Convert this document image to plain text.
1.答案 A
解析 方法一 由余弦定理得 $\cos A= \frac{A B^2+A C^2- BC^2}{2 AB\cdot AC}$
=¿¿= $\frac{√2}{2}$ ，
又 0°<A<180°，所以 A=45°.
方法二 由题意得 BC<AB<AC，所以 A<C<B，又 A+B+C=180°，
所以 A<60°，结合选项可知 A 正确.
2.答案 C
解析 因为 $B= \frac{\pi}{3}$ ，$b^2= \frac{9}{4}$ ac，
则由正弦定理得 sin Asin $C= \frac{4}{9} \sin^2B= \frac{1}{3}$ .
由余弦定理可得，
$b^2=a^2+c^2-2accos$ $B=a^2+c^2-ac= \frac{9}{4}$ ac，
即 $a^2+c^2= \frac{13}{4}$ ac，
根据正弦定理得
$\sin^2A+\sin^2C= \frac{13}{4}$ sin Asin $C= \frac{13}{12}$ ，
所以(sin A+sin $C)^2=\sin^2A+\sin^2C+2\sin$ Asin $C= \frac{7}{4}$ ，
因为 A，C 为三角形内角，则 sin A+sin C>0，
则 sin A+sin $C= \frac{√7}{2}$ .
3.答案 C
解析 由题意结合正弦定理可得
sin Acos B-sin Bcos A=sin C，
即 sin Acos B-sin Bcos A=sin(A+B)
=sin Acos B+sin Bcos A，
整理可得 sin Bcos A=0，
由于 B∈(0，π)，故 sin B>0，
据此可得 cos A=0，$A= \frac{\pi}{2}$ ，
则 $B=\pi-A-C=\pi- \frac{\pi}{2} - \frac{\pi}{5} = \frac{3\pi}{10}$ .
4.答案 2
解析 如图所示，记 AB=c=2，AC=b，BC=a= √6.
──────────
JOB = Extract every line containing the string "frac" from the data above.

ANSWER BELOW =
解析 方法一 由余弦定理得 $\cos A= \frac{A B^2+A C^2- BC^2}{2 AB\cdot AC}$
=¿¿= $\frac{√2}{2}$ ，
解析 因为 $B= \frac{\pi}{3}$ ，$b^2= \frac{9}{4}$ ac，
则由正弦定理得 sin Asin $C= \frac{4}{9} \sin^2B= \frac{1}{3}$ .
$b^2=a^2+c^2-2accos$ $B=a^2+c^2-ac= \frac{9}{4}$ ac，
即 $a^2+c^2= \frac{13}{4}$ ac，
$\sin^2A+\sin^2C= \frac{13}{4}$ sin Asin $C= \frac{13}{12}$ ，
所以(sin A+sin $C)^2=\sin^2A+\sin^2C+2\sin$ Asin $C= \frac{7}{4}$ ，
则 sin A+sin $C= \frac{√7}{2}$ .
据此可得 cos A=0，$A= \frac{\pi}{2}$ ，
则 $B=\pi-A-C=\pi- \frac{\pi}{2} - \frac{\pi}{5} = \frac{3\pi}{10}$ .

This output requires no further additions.